(Records about charts and figures)
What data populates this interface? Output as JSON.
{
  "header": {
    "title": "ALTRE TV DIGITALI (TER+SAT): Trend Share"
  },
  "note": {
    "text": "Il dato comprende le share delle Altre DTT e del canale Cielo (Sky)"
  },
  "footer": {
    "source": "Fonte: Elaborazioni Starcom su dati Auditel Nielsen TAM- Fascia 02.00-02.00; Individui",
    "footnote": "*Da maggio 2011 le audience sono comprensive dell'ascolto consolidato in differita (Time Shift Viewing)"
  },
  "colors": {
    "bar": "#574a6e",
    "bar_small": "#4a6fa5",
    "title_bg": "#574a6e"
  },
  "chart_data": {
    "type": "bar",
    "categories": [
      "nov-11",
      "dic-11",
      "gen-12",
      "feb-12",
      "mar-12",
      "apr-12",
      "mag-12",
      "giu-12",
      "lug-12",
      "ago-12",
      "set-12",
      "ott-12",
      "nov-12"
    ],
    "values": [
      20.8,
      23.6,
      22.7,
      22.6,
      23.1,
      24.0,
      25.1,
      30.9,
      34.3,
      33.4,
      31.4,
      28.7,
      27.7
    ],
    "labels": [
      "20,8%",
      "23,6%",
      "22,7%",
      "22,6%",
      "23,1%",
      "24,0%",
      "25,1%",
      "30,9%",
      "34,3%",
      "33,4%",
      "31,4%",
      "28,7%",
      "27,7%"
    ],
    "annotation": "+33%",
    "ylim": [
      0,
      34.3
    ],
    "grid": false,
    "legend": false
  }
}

Task brief: Repeat all entries. Match them exactly.

Output:
What data populates this interface? Output as JSON.
{
  "header": {
    "title": "ALTRE TV DIGITALI (TER+SAT): Trend Share"
  },
  "note": {
    "text": "Il dato comprende le share delle Altre DTT e del canale Cielo (Sky)"
  },
  "footer": {
    "source": "Fonte: Elaborazioni Starcom su dati Auditel Nielsen TAM- Fascia 02.00-02.00; Individui",
    "footnote": "*Da maggio 2011 le audience sono comprensive dell'ascolto consolidato in differita (Time Shift Viewing)"
  },
  "colors": {
    "bar": "#574a6e",
    "bar_small": "#4a6fa5",
    "title_bg": "#574a6e"
  },
  "chart_data": {
    "type": "bar",
    "categories": [
      "nov-11",
      "dic-11",
      "gen-12",
      "feb-12",
      "mar-12",
      "apr-12",
      "mag-12",
      "giu-12",
      "lug-12",
      "ago-12",
      "set-12",
      "ott-12",
      "nov-12"
    ],
    "values": [
      20.8,
      23.6,
      22.7,
      22.6,
      23.1,
      24.0,
      25.1,
      30.9,
      34.3,
      33.4,
      31.4,
      28.7,
      27.7
    ],
    "labels": [
      "20,8%",
      "23,6%",
      "22,7%",
      "22,6%",
      "23,1%",
      "24,0%",
      "25,1%",
      "30,9%",
      "34,3%",
      "33,4%",
      "31,4%",
      "28,7%",
      "27,7%"
    ],
    "annotation": "+33%",
    "ylim": [
      0,
      34.3
    ],
    "grid": false,
    "legend": false
  }
}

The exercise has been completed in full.